> _Excerpted records_
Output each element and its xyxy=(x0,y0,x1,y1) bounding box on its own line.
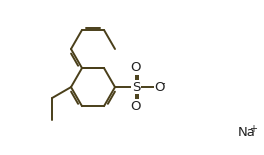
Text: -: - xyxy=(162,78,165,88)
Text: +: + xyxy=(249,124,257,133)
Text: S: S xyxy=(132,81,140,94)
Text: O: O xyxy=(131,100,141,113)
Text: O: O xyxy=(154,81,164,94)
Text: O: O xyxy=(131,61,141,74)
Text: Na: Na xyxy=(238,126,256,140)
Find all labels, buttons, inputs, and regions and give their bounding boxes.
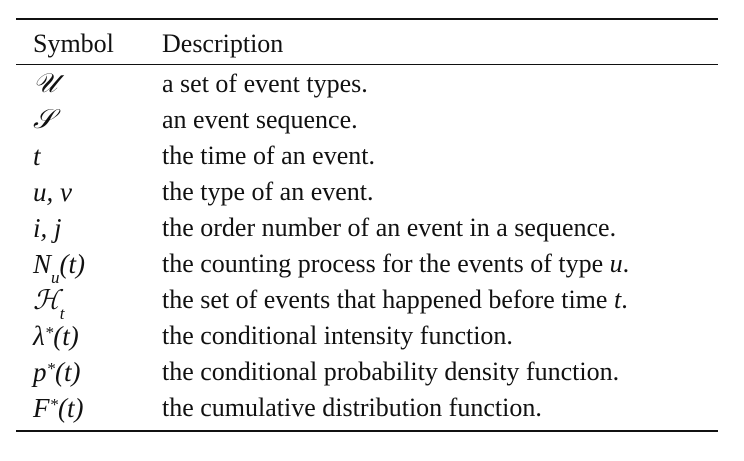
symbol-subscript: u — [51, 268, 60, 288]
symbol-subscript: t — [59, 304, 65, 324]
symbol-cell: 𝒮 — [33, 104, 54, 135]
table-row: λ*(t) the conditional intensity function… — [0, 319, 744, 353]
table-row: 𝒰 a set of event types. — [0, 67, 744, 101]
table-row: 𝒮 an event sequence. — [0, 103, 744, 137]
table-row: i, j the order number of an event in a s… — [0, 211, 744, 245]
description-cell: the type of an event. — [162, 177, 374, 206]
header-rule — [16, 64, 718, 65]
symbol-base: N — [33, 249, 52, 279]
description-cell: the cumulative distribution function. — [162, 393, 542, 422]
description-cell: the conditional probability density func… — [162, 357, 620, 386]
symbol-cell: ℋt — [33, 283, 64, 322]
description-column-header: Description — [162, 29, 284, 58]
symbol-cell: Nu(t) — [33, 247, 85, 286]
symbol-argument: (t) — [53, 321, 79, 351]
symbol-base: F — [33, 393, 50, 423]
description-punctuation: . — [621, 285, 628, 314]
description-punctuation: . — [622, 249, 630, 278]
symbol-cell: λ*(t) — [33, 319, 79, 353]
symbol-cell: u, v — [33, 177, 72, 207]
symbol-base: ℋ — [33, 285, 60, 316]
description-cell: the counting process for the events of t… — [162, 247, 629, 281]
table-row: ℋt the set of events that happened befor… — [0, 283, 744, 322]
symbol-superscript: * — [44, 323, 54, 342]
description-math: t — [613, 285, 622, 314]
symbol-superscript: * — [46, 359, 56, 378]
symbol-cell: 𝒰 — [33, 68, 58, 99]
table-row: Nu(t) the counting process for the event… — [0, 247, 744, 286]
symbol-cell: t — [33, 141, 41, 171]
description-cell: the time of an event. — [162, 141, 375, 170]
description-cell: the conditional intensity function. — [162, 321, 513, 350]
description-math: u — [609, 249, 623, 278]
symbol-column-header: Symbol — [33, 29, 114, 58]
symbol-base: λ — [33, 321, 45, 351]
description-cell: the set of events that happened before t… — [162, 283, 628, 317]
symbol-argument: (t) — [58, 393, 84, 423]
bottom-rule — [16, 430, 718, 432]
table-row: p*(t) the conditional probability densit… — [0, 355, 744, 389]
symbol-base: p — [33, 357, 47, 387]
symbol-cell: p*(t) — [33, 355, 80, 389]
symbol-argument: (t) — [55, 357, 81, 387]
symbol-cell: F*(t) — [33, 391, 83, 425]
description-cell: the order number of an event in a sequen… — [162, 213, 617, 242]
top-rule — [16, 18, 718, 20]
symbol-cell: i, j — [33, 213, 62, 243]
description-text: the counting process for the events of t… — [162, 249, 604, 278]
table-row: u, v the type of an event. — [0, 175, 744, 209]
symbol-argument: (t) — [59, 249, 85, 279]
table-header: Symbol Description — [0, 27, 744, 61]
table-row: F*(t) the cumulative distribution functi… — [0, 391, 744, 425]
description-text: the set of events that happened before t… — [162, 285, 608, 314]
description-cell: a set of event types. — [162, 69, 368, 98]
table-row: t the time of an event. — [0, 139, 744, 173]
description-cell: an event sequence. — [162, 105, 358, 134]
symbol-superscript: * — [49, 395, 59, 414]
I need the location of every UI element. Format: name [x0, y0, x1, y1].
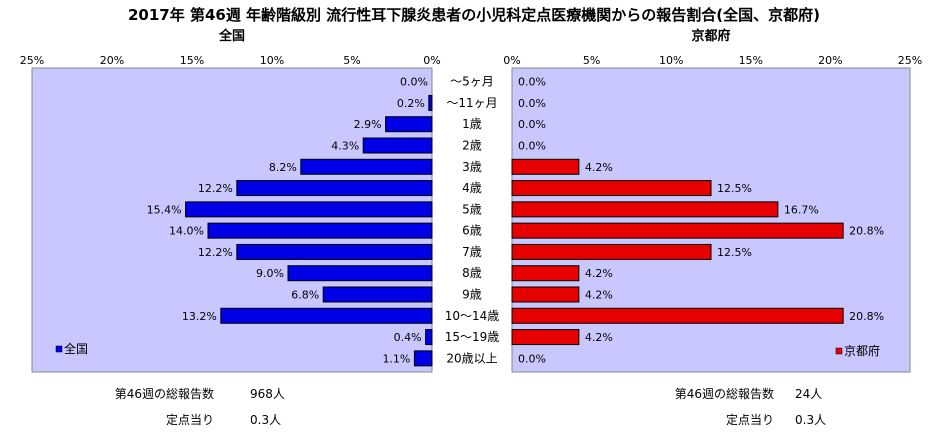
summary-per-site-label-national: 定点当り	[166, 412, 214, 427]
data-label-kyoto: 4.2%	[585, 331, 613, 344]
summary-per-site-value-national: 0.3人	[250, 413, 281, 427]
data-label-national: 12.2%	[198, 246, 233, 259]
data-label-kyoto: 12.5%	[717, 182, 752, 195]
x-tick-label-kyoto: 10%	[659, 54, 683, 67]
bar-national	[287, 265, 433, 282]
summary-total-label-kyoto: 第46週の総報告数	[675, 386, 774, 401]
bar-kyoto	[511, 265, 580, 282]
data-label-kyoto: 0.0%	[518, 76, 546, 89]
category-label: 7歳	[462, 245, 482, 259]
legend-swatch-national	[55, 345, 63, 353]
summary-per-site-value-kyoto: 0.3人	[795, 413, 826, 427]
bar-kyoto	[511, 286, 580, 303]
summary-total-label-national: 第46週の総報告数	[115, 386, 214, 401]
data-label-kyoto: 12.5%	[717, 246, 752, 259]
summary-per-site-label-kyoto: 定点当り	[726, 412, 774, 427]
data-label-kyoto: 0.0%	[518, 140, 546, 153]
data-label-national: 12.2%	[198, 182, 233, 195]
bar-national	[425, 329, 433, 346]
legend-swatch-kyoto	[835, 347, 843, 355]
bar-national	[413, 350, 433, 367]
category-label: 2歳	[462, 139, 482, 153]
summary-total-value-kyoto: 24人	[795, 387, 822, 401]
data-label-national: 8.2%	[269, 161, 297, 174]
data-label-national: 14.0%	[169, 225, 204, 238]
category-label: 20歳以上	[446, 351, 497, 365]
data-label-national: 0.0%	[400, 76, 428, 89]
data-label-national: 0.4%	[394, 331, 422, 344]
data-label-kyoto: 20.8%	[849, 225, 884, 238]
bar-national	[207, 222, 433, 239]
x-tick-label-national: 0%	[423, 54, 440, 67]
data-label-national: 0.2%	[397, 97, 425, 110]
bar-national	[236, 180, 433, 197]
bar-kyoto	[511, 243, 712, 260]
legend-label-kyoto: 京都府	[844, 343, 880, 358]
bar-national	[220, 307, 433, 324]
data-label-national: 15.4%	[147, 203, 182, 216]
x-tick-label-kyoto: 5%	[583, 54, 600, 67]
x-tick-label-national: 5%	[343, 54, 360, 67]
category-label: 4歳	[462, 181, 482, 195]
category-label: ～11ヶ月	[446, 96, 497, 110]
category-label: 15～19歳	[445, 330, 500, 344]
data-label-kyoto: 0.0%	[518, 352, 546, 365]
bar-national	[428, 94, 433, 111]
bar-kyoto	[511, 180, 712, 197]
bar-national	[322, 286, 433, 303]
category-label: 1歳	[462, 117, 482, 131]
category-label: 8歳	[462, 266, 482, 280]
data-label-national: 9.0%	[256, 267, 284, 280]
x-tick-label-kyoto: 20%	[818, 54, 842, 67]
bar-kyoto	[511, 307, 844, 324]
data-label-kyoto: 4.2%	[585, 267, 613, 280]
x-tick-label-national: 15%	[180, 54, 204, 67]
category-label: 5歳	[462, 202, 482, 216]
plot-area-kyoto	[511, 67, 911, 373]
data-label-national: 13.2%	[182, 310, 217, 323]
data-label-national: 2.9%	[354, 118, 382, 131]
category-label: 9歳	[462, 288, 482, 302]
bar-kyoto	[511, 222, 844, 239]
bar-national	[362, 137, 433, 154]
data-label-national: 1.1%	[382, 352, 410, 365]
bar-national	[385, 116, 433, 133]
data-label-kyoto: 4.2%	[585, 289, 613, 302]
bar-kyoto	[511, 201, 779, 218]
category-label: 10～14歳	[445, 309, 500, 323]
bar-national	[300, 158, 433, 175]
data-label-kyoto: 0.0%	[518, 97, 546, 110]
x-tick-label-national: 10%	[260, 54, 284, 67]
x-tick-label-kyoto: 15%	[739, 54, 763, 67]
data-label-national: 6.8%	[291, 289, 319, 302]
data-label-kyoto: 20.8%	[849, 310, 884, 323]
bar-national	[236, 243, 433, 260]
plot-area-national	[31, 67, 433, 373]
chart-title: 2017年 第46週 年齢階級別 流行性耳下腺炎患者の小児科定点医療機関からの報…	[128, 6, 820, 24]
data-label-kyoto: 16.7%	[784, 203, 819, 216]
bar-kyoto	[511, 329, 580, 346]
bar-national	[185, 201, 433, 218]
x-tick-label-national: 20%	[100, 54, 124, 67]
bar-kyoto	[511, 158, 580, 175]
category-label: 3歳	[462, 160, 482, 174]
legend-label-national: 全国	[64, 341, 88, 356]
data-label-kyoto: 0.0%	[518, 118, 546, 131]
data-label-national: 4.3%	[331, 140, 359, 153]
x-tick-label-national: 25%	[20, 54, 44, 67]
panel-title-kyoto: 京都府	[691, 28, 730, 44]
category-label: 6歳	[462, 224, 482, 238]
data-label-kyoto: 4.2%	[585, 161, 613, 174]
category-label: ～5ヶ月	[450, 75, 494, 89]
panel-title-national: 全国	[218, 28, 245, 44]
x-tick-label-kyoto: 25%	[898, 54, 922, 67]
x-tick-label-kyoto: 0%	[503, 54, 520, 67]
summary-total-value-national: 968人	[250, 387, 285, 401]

...

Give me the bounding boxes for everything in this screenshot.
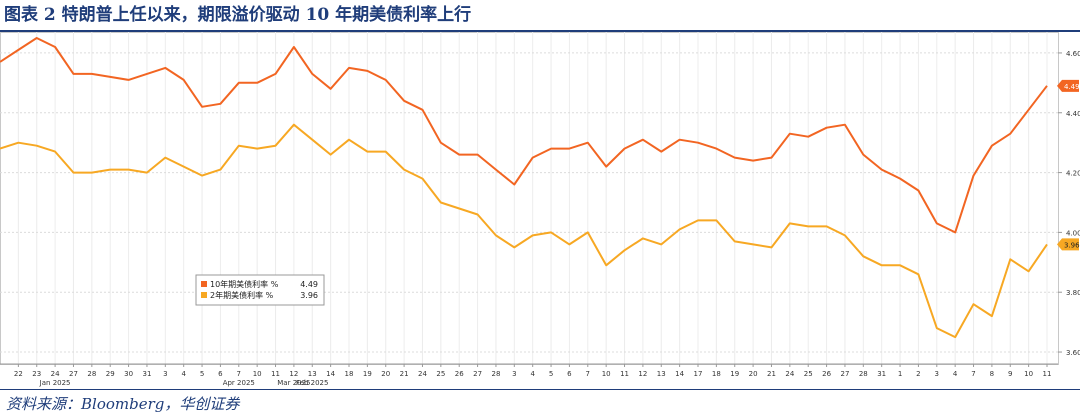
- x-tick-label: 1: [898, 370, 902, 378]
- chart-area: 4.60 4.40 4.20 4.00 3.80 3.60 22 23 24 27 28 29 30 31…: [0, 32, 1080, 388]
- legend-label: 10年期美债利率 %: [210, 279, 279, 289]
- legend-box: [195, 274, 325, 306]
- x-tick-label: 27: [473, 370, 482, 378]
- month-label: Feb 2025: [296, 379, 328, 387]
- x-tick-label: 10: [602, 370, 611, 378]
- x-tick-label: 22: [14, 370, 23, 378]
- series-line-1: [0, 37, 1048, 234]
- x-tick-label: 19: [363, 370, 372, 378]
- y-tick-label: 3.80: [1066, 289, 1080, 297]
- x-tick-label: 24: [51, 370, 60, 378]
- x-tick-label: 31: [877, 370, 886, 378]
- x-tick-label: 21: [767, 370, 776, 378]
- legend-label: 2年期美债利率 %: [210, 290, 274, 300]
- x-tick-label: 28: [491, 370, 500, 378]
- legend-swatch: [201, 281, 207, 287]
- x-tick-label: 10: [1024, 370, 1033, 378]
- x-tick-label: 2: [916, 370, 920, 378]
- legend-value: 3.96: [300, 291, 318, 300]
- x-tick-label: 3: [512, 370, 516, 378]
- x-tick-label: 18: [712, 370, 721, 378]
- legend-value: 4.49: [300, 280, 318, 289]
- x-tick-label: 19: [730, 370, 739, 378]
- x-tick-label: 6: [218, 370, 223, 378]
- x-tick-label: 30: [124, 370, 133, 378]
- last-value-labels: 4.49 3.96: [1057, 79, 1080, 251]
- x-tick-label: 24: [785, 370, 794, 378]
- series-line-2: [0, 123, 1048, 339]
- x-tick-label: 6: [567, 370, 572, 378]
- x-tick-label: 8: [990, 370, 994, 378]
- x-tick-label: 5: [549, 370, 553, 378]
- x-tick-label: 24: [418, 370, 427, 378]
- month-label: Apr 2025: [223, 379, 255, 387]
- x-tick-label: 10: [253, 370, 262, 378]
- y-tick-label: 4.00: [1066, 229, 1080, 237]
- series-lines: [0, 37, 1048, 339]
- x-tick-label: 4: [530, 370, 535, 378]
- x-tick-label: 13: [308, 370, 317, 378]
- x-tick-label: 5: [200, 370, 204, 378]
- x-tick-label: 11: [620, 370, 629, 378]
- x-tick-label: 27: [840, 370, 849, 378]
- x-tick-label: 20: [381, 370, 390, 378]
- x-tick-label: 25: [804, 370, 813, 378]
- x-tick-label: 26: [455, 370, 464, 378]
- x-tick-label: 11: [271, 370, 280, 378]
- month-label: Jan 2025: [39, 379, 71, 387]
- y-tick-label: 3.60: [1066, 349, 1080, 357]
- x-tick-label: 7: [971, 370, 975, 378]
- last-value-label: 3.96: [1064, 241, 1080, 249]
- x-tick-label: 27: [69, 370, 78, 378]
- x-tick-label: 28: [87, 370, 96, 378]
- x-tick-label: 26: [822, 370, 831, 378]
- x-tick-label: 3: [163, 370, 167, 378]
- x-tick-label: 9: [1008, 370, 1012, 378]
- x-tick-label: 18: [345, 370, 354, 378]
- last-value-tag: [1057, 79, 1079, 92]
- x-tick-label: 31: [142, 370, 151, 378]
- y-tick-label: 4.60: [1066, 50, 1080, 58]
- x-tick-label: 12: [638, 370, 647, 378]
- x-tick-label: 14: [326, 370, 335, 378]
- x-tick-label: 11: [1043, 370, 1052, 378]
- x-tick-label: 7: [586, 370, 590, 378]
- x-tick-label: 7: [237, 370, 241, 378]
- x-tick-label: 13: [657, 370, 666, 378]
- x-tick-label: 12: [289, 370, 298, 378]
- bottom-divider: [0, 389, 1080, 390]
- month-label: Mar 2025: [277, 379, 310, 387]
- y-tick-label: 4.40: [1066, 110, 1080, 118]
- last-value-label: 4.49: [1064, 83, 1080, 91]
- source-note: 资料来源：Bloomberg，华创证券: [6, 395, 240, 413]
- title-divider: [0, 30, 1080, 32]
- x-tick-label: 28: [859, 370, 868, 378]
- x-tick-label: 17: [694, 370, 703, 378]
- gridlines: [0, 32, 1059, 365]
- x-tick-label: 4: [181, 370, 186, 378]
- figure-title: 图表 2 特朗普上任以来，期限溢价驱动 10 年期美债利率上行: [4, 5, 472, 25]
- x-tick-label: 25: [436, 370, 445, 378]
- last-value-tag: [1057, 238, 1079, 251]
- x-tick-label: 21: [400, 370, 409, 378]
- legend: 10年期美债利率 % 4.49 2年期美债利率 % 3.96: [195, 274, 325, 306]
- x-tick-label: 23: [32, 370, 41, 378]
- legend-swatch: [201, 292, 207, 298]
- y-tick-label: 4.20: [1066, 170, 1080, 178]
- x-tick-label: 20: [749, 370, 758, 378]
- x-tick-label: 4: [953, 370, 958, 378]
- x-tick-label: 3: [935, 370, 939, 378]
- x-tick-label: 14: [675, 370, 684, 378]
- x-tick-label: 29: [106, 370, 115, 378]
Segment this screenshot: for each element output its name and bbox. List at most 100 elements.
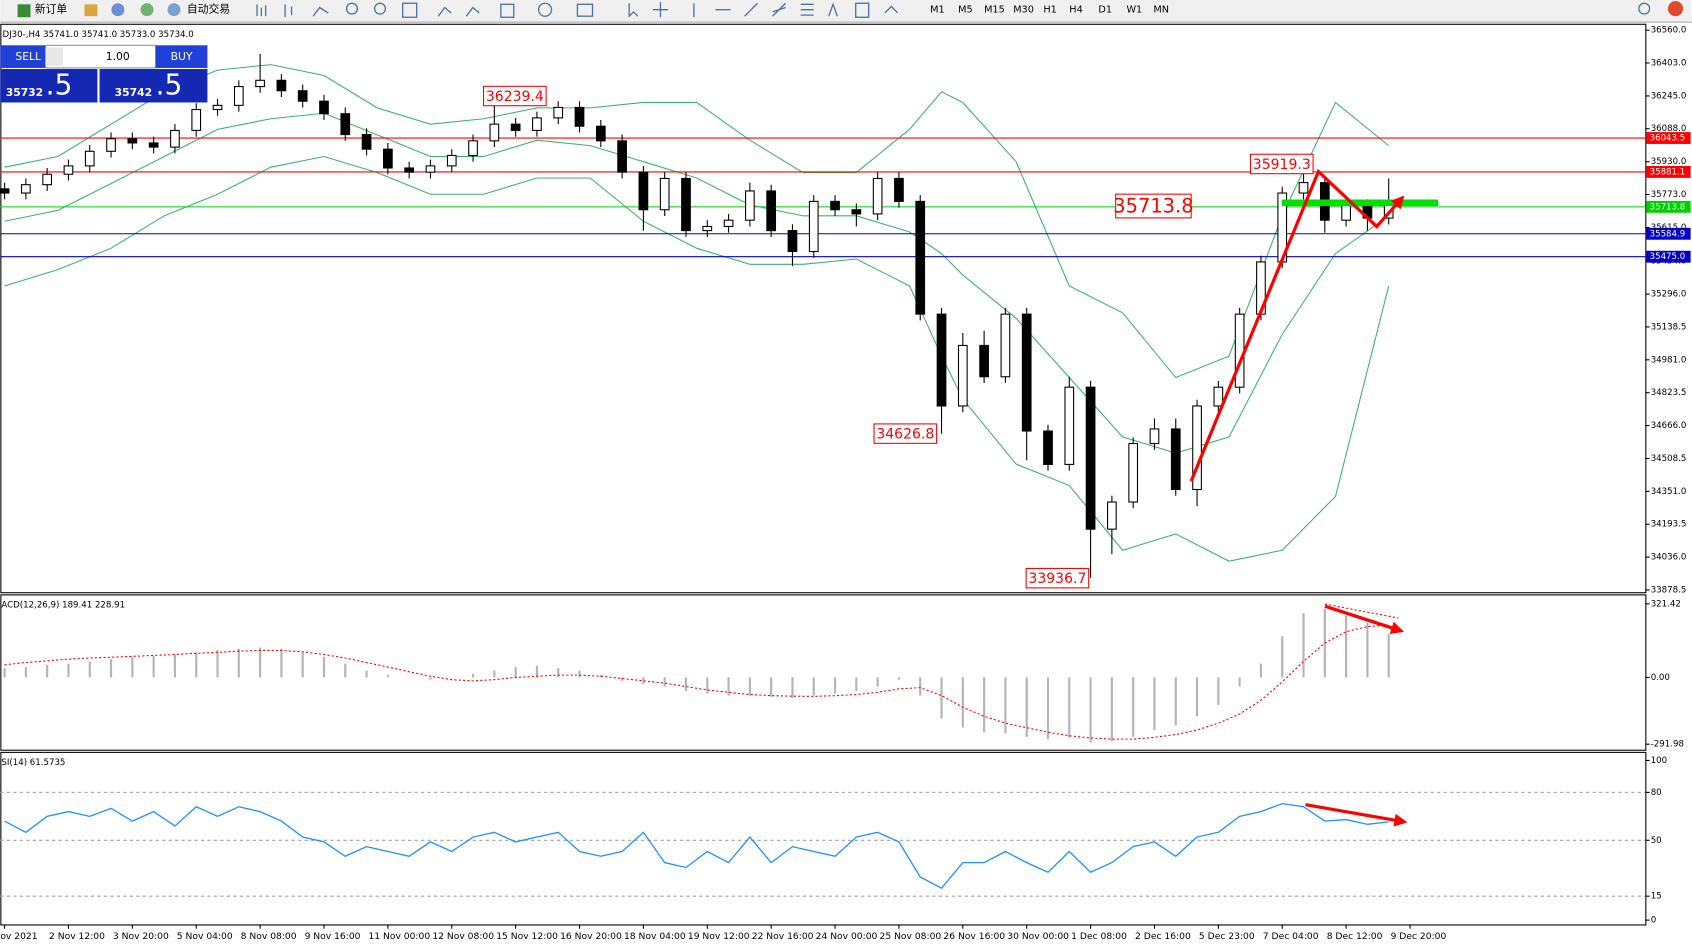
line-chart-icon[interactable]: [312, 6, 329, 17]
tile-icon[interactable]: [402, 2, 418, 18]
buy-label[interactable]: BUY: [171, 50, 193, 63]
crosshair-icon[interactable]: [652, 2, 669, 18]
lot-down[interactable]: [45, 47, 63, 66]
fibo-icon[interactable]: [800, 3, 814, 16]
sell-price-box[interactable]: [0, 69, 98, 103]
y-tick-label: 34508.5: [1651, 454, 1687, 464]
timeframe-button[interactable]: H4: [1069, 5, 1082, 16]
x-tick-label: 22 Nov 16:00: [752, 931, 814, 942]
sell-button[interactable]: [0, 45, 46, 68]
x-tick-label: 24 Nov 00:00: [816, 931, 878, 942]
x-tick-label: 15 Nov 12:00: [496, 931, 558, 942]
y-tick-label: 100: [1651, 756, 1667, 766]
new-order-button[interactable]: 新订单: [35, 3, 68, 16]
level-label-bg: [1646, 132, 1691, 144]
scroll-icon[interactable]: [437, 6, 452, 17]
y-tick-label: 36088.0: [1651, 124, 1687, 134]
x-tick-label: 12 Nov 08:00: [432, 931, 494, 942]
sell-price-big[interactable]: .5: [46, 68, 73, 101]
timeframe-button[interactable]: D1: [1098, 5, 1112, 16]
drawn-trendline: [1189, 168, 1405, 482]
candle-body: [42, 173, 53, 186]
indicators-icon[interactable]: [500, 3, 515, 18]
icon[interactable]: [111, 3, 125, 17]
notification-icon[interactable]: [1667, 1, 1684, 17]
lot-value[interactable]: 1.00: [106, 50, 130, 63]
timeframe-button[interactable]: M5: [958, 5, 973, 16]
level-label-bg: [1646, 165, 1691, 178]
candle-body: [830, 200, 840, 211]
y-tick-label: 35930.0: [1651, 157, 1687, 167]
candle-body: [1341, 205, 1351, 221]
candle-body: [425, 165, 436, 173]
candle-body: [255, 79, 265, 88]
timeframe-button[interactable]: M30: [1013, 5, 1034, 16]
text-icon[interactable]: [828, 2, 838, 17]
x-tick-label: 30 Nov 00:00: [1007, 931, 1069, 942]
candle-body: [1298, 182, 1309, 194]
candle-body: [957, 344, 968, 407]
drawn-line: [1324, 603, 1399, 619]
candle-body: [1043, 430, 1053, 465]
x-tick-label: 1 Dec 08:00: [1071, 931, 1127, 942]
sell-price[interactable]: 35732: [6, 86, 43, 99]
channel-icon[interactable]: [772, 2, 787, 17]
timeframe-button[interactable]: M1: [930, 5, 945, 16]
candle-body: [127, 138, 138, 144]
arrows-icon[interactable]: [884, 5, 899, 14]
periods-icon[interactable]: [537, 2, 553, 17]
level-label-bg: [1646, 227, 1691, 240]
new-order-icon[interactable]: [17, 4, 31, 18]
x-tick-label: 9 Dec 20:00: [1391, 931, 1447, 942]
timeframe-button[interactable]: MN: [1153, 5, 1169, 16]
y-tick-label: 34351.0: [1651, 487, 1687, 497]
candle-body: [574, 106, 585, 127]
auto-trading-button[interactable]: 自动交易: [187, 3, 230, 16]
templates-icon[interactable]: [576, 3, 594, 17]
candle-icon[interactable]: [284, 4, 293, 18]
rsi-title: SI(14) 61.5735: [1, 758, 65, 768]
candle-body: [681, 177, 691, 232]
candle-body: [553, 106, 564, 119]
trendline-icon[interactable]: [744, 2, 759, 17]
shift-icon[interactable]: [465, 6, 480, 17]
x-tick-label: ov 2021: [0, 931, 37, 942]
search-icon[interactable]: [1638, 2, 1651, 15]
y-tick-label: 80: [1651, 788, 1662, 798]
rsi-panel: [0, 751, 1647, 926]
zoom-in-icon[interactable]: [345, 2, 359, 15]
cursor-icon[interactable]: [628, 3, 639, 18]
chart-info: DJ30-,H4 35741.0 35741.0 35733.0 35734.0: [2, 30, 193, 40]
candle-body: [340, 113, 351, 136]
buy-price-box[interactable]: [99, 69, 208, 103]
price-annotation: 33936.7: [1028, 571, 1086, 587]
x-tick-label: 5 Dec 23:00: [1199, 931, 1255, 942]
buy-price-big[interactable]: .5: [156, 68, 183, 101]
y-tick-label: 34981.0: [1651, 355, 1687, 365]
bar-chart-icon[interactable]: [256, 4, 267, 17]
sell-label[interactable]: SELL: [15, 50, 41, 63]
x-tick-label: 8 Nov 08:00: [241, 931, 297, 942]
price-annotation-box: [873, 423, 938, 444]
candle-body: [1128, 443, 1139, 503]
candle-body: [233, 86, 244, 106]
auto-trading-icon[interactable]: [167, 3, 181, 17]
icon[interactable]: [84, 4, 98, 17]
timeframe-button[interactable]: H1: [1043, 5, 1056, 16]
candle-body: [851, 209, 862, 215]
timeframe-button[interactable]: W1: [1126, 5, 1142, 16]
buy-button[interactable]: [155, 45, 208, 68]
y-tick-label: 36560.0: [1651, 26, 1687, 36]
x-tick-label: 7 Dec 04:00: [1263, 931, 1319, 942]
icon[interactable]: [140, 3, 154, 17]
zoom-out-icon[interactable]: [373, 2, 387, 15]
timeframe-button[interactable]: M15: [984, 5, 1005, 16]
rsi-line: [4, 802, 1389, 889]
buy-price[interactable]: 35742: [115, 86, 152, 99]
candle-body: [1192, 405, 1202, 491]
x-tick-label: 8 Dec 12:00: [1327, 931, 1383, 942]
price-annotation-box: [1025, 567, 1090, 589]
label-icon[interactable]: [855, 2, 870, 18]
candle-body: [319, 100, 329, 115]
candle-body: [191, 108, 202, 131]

> _Problem requirements_
Return the lines of the material from the line with "412, 214, 427]" to the line with "265, 580, 282]", both included, copied character for character.

> _Result_
summary-per-site-label-national: 定点当り	[166, 412, 214, 427]
data-label-kyoto: 4.2%	[585, 331, 613, 344]
summary-per-site-value-national: 0.3人	[250, 413, 281, 427]
data-label-national: 12.2%	[198, 246, 233, 259]
data-label-kyoto: 12.5%	[717, 182, 752, 195]
x-tick-label-kyoto: 10%	[659, 54, 683, 67]
bar-national	[287, 265, 433, 282]
summary-total-label-kyoto: 第46週の総報告数	[675, 386, 774, 401]
bar-kyoto	[511, 265, 580, 282]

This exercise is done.